LISTED RECORDS →
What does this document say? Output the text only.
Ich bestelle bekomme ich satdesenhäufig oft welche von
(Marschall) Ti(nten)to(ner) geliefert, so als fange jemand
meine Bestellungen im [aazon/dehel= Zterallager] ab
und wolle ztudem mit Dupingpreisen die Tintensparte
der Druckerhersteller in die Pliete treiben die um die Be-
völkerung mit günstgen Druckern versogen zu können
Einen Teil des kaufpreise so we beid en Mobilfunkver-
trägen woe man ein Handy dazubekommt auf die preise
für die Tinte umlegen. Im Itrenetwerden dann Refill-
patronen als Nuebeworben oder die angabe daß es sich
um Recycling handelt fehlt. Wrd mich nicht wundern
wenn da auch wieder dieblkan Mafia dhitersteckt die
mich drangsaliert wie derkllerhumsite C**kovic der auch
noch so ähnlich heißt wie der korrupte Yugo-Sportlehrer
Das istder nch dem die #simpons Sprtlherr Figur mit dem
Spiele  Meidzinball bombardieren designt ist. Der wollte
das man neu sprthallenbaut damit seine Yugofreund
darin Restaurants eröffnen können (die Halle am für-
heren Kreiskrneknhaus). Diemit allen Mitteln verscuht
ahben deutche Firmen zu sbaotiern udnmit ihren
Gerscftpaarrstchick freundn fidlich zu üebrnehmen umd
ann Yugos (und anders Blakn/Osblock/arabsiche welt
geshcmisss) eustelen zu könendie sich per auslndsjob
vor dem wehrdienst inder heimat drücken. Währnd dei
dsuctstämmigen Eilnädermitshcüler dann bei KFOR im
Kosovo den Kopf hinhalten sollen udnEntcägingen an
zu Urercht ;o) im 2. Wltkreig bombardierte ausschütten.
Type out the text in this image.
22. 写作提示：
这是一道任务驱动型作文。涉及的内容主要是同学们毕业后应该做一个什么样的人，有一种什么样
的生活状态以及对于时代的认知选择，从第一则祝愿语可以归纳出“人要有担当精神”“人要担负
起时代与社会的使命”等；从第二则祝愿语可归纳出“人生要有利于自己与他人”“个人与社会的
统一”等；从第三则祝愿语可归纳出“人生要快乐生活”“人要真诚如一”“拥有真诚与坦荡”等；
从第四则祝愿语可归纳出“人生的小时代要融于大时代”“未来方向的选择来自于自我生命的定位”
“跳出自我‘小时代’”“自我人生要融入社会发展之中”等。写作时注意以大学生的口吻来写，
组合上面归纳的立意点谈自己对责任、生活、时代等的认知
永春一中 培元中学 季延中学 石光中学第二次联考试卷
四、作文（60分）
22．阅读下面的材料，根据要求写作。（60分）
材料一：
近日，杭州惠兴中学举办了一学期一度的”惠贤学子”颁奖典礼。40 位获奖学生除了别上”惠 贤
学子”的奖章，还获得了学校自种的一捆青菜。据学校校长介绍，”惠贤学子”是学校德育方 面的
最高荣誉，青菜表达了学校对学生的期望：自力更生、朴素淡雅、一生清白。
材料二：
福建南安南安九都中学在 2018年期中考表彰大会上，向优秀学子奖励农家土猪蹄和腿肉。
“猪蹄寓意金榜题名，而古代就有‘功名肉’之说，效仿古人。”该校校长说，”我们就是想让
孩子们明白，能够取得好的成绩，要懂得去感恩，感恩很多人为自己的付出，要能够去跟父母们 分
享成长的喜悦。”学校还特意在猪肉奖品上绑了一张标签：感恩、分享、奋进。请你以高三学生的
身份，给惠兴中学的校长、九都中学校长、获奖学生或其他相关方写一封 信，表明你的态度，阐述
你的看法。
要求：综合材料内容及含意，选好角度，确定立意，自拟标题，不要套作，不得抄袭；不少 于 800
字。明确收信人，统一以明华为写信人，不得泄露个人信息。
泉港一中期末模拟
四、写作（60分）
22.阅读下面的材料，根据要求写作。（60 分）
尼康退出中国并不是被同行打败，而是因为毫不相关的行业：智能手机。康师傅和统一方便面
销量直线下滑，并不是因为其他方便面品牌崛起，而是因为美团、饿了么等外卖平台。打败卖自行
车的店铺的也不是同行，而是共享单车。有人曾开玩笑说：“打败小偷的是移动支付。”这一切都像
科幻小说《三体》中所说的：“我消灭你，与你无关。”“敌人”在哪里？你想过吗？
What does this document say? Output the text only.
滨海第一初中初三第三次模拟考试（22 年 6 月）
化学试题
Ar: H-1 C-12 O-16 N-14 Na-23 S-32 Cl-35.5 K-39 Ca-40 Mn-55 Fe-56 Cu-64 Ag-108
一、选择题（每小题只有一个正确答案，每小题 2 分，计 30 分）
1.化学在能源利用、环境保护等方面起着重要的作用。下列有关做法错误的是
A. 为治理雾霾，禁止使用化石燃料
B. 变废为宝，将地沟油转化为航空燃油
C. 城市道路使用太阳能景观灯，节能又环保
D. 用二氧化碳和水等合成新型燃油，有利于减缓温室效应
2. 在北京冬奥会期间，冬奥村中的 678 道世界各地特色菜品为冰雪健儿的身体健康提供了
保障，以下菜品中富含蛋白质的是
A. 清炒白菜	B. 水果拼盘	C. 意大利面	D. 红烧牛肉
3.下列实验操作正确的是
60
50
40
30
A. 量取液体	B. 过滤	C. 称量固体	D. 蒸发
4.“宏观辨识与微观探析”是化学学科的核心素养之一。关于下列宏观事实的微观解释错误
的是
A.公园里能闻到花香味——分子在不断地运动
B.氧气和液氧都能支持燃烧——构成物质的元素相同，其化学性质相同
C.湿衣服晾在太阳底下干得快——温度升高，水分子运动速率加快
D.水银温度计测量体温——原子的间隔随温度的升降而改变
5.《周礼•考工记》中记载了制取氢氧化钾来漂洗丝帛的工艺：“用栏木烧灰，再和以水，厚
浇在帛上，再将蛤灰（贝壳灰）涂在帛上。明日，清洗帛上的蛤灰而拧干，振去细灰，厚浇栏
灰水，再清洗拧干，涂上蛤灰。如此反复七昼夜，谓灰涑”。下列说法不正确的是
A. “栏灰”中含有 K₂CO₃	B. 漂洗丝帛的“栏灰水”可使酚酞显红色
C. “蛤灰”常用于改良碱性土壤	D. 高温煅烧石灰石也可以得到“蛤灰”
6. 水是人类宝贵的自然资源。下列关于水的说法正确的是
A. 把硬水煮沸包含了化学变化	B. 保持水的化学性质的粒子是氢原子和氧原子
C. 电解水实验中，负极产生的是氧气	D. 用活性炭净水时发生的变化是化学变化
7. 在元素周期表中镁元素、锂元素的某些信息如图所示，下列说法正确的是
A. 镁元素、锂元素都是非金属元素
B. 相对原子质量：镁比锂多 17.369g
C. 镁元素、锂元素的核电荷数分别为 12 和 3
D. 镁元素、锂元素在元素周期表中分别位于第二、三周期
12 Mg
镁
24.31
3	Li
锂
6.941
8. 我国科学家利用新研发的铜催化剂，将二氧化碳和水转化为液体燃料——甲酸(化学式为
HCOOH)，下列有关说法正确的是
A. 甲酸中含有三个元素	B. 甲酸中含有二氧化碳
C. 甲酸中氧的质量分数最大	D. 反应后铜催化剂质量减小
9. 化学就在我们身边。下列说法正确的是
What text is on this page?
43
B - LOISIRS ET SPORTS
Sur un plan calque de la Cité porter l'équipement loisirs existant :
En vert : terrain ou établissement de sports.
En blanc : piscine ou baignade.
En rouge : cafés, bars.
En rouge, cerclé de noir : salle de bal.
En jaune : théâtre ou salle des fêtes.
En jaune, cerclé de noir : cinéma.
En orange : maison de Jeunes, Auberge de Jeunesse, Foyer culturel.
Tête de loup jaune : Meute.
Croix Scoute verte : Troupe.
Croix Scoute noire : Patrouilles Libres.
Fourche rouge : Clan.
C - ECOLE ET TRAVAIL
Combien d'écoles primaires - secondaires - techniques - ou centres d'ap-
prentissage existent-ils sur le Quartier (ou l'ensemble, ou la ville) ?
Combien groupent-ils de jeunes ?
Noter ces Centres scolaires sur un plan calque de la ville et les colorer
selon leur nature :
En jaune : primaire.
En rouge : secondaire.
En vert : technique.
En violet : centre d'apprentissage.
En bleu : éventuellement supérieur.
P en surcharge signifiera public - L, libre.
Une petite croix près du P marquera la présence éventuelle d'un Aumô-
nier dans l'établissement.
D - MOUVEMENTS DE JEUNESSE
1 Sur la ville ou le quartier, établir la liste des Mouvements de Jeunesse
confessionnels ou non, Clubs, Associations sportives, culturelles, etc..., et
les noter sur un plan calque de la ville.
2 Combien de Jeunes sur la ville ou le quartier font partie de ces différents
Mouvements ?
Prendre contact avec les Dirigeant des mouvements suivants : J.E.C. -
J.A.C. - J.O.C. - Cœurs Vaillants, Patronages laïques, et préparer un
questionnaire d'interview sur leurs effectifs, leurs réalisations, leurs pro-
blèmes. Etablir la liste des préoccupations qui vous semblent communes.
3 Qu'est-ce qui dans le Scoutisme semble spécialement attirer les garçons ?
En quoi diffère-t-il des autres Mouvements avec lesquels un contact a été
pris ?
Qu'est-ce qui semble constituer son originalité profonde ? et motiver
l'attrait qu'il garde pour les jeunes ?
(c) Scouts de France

WORK TO DO →
Select all lines in the listing above where the word "können" appears, and show them.

WRITTEN SOLUTION →
völkerung mit günstgen Druckern versogen zu können
darin Restaurants eröffnen können (die Halle am für-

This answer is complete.